PAGE ▸

Saturday, Feb 04, 2023

Supreme Court affirms death penalty of LeT terrorist Mohammad Arif in 2000 Red Fort attack case

A bench presided by Chief Justice of India U U Lalit, which rejected his prayer, said, “There was a direct attack on the unity, integrity and sovereignty of India.”

Mohammad Arif coming out after a Delhi court awarded death penalty to him in the 2000 Red Fort attack case. (PTI)

THE SUPREME Court on Thursday rejected the review plea by Lashkar-e-Toiba terrorist Mohammed Arif alias Ashfaq, who was sentenced to death for his role in the December 12, 2000 Red Fort attack in which three jawans of Rajputana Rifles were killed.

A bench presided by Chief Justice of India U U Lalit, which rejected his prayer, said, “There was a direct attack on the unity, integrity and sovereignty of India.”

Arif was convicted of the attack and sentenced to death on October 31, 2005. This was confirmed by the Delhi High Court in September 2007 and by the Supreme Court in August 2011. He then filed a review petition, which was rejected by a bench of two judges. The top court also dismissed his curative petition challenging the rejection of the review petition. The convict then filed a fresh writ petition praying that his review petitions should have been heard by a bench of three judges and in open court.

TASK ▸
Reproduce the whole article on the Red Fort attack case ruling word for word.

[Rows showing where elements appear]
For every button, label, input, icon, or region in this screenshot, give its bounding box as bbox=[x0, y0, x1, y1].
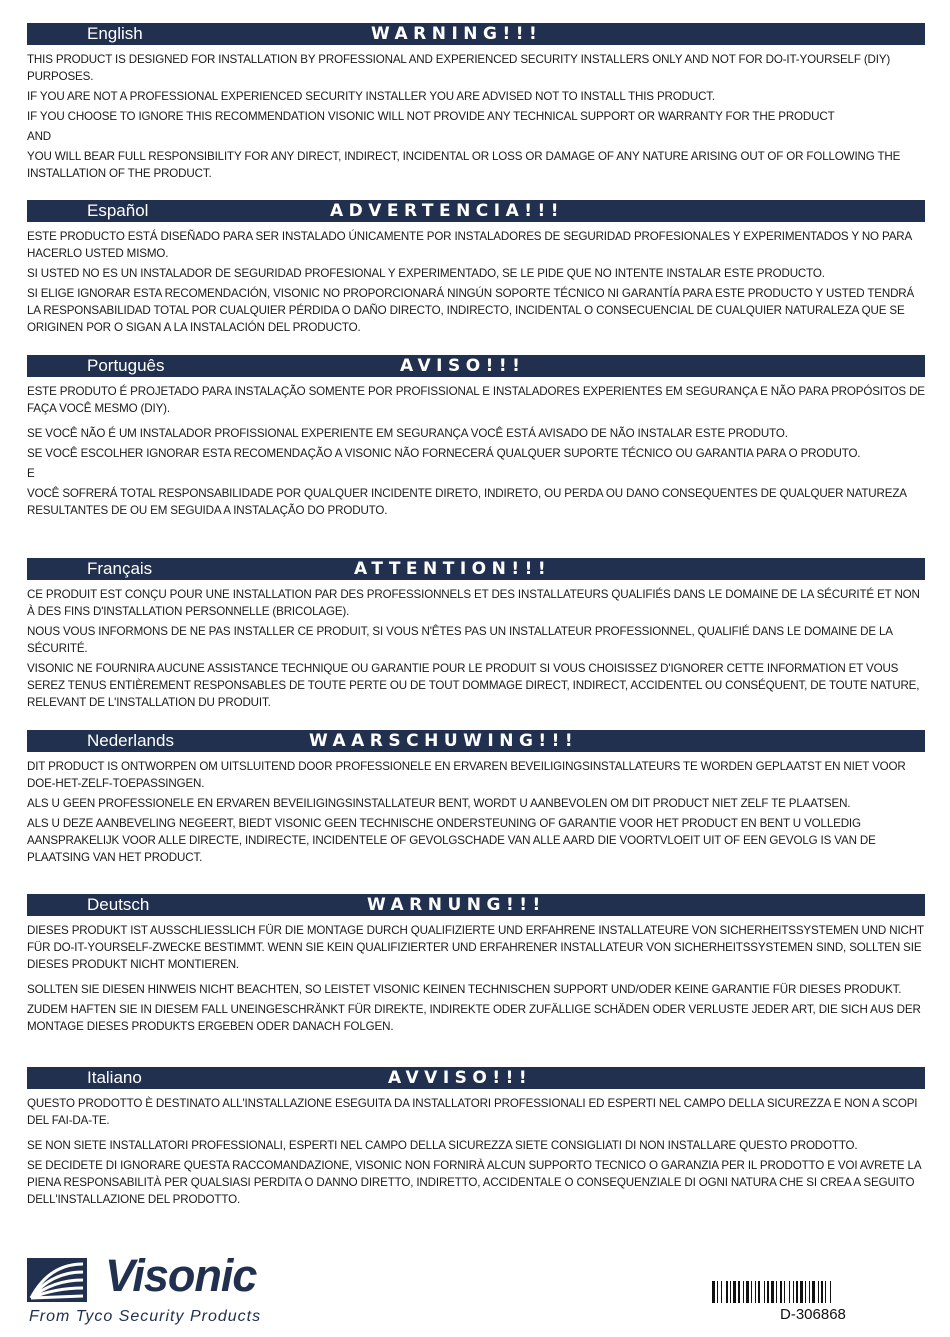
language-label: English bbox=[87, 24, 143, 43]
paragraph: IF YOU CHOOSE TO IGNORE THIS RECOMMENDATION VISONIC WILL NOT PROVIDE ANY TECHNICAL SUPPORT OR WARRANTY FOR THE PRODUCT bbox=[27, 110, 835, 123]
paragraph: VISONIC NE FOURNIRA AUCUNE ASSISTANCE TECHNIQUE OU GARANTIE POUR LE PRODUIT SI VOUS CHOISISSEZ D'IGNORER CETTE INFORMATION ET VOUS SEREZ TENUS ENTIÈREMENT RESPONSABLES DE TOUTE PERTE OU DE TOUT DOMMAGE DIRECT, INDIRECT, ACCIDENTEL OU CONSÉQUENT, DE TOUTE NATURE, RELEVANT DE L'INSTALLATION DU PRODUIT. bbox=[27, 662, 920, 709]
warning-title: ATTENTION!!! bbox=[354, 559, 552, 579]
paragraph: DIESES PRODUKT IST AUSSCHLIESSLICH FÜR DIE MONTAGE DURCH QUALIFIZIERTE UND ERFAHRENE INSTALLATEURE VON SICHERHEITSSYSTEMEN UND NICHT FÜR DO-IT-YOURSELF-ZWECKE BESTIMMT. WENN SIE KEIN QUALIFIZIERTER UND ERFAHRENER INSTALLATEUR VON SICHERHEITSSYSTEMEN SIND, SOLLTEN SIE DIESES PRODUKT NICHT MONTIEREN. bbox=[27, 924, 924, 971]
paragraph: E bbox=[27, 467, 35, 480]
section-body bbox=[27, 383, 925, 519]
document-code: D-306868 bbox=[780, 1306, 846, 1323]
section-header-bar bbox=[27, 894, 925, 916]
paragraph: ESTE PRODUTO É PROJETADO PARA INSTALAÇÃO SOMENTE POR PROFISSIONAL E INSTALADORES EXPERIENTES EM SEGURANÇA E NÃO PARA PROPÓSITOS DE FAÇA VOCÊ MESMO (DIY). bbox=[27, 385, 925, 415]
language-label: Deutsch bbox=[87, 895, 150, 914]
paragraph: ZUDEM HAFTEN SIE IN DIESEM FALL UNEINGESCHRÄNKT FÜR DIREKTE, INDIREKTE ODER ZUFÄLLIGE SCHÄDEN ODER VERLUSTE JEDER ART, DIE SICH AUS DER MONTAGE DIESES PRODUKTS ERGEBEN ODER DANACH FOLGEN. bbox=[27, 1003, 921, 1033]
section-header-bar bbox=[27, 730, 925, 752]
paragraph: SE NON SIETE INSTALLATORI PROFESSIONALI, ESPERTI NEL CAMPO DELLA SICUREZZA SIETE CONSIGLIATI DI NON INSTALLARE QUESTO PRODOTTO. bbox=[27, 1139, 858, 1152]
paragraph: AND bbox=[27, 130, 52, 143]
paragraph: ESTE PRODUCTO ESTÁ DISEÑADO PARA SER INSTALADO ÚNICAMENTE POR INSTALADORES DE SEGURIDAD PROFESIONALES Y EXPERIMENTADOS Y NO PARA HACERLO USTED MISMO. bbox=[27, 230, 912, 260]
section-header-bar bbox=[27, 200, 925, 222]
paragraph: SOLLTEN SIE DIESEN HINWEIS NICHT BEACHTEN, SO LEISTET VISONIC KEINEN TECHNISCHEN SUPPORT UND/ODER KEINE GARANTIE FÜR DIESES PRODUKT. bbox=[27, 983, 902, 996]
section-body bbox=[27, 51, 925, 182]
section-body bbox=[27, 586, 925, 711]
paragraph: NOUS VOUS INFORMONS DE NE PAS INSTALLER CE PRODUIT, SI VOUS N'ÊTES PAS UN INSTALLATEUR PROFESSIONNEL, QUALIFIÉ DANS LE DOMAINE DE LA SÉCURITÉ. bbox=[27, 625, 893, 655]
paragraph: SE DECIDETE DI IGNORARE QUESTA RACCOMANDAZIONE, VISONIC NON FORNIRÀ ALCUN SUPPORTO TECNICO O GARANZIA PER IL PRODOTTO E VOI AVRETE LA PIENA RESPONSABILITÀ PER QUALSIASI PERDITA O DANNO DIRETTO, INDIRETTO, ACCIDENTALE O CONSEQUENZIALE DI OGNI NATURA CHE SI CREA A SEGUITO DELL'INSTALLAZIONE DEL PRODOTTO. bbox=[27, 1159, 921, 1206]
barcode-icon bbox=[712, 1281, 926, 1303]
warning-title: ADVERTENCIA!!! bbox=[330, 201, 565, 221]
section-english bbox=[27, 23, 925, 185]
paragraph: ALS U DEZE AANBEVELING NEGEERT, BIEDT VISONIC GEEN TECHNISCHE ONDERSTEUNING OF GARANTIE VOOR HET PRODUCT EN BENT U VOLLEDIG AANSPRAKELIJK VOOR ALLE DIRECTE, INDIRECTE, INCIDENTELE OF GEVOLGSCHADE VAN ALLE AARD DIE VOORTVLOEIT UIT OF EEN GEVOLG IS VAN DE PLAATSING VAN HET PRODUCT. bbox=[27, 817, 876, 864]
warning-title: WARNUNG!!! bbox=[367, 895, 546, 915]
language-label: Português bbox=[87, 356, 165, 375]
paragraph: ALS U GEEN PROFESSIONELE EN ERVAREN BEVEILIGINGSINSTALLATEUR BENT, WORDT U AANBEVOLEN OM DIT PRODUCT NIET ZELF TE PLAATSEN. bbox=[27, 797, 851, 810]
section-header-bar bbox=[27, 355, 925, 377]
paragraph: SE VOCÊ ESCOLHER IGNORAR ESTA RECOMENDAÇÃO A VISONIC NÃO FORNECERÁ QUALQUER SUPORTE TÉCNICO OU GARANTIA PARA O PRODUTO. bbox=[27, 447, 861, 460]
warning-title: AVISO!!! bbox=[400, 356, 526, 376]
paragraph: SE VOCÊ NÃO É UM INSTALADOR PROFISSIONAL EXPERIENTE EM SEGURANÇA VOCÊ ESTÁ AVISADO DE NÃO INSTALAR ESTE PRODUTO. bbox=[27, 427, 788, 440]
language-label: Italiano bbox=[87, 1068, 142, 1087]
brand-tagline: From Tyco Security Products bbox=[29, 1308, 262, 1325]
section-body bbox=[27, 758, 925, 866]
language-label: Français bbox=[87, 559, 153, 578]
paragraph: QUESTO PRODOTTO È DESTINATO ALL'INSTALLAZIONE ESEGUITA DA INSTALLATORI PROFESSIONALI ED ESPERTI NEL CAMPO DELLA SICUREZZA E NON A SCOPI DEL FAI-DA-TE. bbox=[27, 1097, 918, 1127]
paragraph: VOCÊ SOFRERÁ TOTAL RESPONSABILIDADE POR QUALQUER INCIDENTE DIRETO, INDIRETO, OU PERDA OU DANO CONSEQUENTES DE QUALQUER NATUREZA RESULTANTES DE OU EM SEGUIDA A INSTALAÇÃO DO PRODUTO. bbox=[27, 487, 907, 517]
warning-title: AVVISO!!! bbox=[388, 1068, 533, 1088]
section-header-bar bbox=[27, 23, 925, 45]
paragraph: SI USTED NO ES UN INSTALADOR DE SEGURIDAD PROFESIONAL Y EXPERIMENTADO, SE LE PIDE QUE NO INTENTE INSTALAR ESTE PRODUCTO. bbox=[27, 267, 825, 280]
paragraph: SI ELIGE IGNORAR ESTA RECOMENDACIÓN, VISONIC NO PROPORCIONARÁ NINGÚN SOPORTE TÉCNICO NI GARANTÍA PARA ESTE PRODUCTO Y USTED TENDRÁ LA RESPONSABILIDAD TOTAL POR CUALQUIER PÉRDIDA O DAÑO DIRECTO, INDIRECTO, INCIDENTAL O CONSECUENCIAL DE CUALQUIER NATURALEZA QUE SE ORIGINEN POR O SIGAN A LA INSTALACIÓN DEL PRODUCTO. bbox=[27, 287, 915, 334]
paragraph: YOU WILL BEAR FULL RESPONSIBILITY FOR ANY DIRECT, INDIRECT, INCIDENTAL OR LOSS OR DAMAGE OF ANY NATURE ARISING OUT OF OR FOLLOWING THE INSTALLATION OF THE PRODUCT. bbox=[27, 150, 901, 180]
visonic-wave-logo-icon bbox=[27, 1258, 87, 1302]
language-label: Nederlands bbox=[87, 731, 174, 750]
section-header-bar bbox=[27, 558, 925, 580]
brand-name: Visonic bbox=[105, 1250, 257, 1301]
section-portugues bbox=[27, 355, 925, 522]
warning-title: WARNING!!! bbox=[371, 24, 543, 44]
warning-title: WAARSCHUWING!!! bbox=[309, 731, 579, 751]
section-body bbox=[27, 1095, 925, 1208]
paragraph: CE PRODUIT EST CONÇU POUR UNE INSTALLATION PAR DES PROFESSIONNELS ET DES INSTALLATEURS QUALIFIÉS DANS LE DOMAINE DE LA SÉCURITÉ ET NON À DES FINS D'INSTALLATION PERSONNELLE (BRICOLAGE). bbox=[27, 588, 920, 618]
section-header-bar bbox=[27, 1067, 925, 1089]
section-body bbox=[27, 228, 925, 336]
section-body bbox=[27, 922, 925, 1035]
section-francais bbox=[27, 558, 925, 714]
paragraph: DIT PRODUCT IS ONTWORPEN OM UITSLUITEND DOOR PROFESSIONELE EN ERVAREN BEVEILIGINGSINSTALLATEURS TE WORDEN GEPLAATST EN NIET VOOR DOE-HET-ZELF-TOEPASSINGEN. bbox=[27, 760, 906, 790]
paragraph: IF YOU ARE NOT A PROFESSIONAL EXPERIENCED SECURITY INSTALLER YOU ARE ADVISED NOT TO INSTALL THIS PRODUCT. bbox=[27, 90, 716, 103]
section-nederlands bbox=[27, 730, 925, 869]
section-italiano bbox=[27, 1067, 925, 1211]
paragraph: THIS PRODUCT IS DESIGNED FOR INSTALLATION BY PROFESSIONAL AND EXPERIENCED SECURITY INSTALLERS ONLY AND NOT FOR DO-IT-YOURSELF (DIY) PURPOSES. bbox=[27, 53, 891, 83]
visonic-logo bbox=[27, 1252, 287, 1332]
language-label: Español bbox=[87, 201, 149, 220]
section-espanol bbox=[27, 200, 925, 339]
section-deutsch bbox=[27, 894, 925, 1038]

SOLUTION ▸
Saturday, Feb 04, 2023

Supreme Court affirms death penalty of LeT terrorist Mohammad Arif in 2000 Red Fort attack case

A bench presided by Chief Justice of India U U Lalit, which rejected his prayer, said, “There was a direct attack on the unity, integrity and sovereignty of India.”

Mohammad Arif coming out after a Delhi court awarded death penalty to him in the 2000 Red Fort attack case. (PTI)

THE SUPREME Court on Thursday rejected the review plea by Lashkar-e-Toiba terrorist Mohammed Arif alias Ashfaq, who was sentenced to death for his role in the December 12, 2000 Red Fort attack in which three jawans of Rajputana Rifles were killed.

A bench presided by Chief Justice of India U U Lalit, which rejected his prayer, said, “There was a direct attack on the unity, integrity and sovereignty of India.”

Arif was convicted of the attack and sentenced to death on October 31, 2005. This was confirmed by the Delhi High Court in September 2007 and by the Supreme Court in August 2011. He then filed a review petition, which was rejected by a bench of two judges. The top court also dismissed his curative petition challenging the rejection of the review petition. The convict then filed a fresh writ petition praying that his review petitions should have been heard by a bench of three judges and in open court.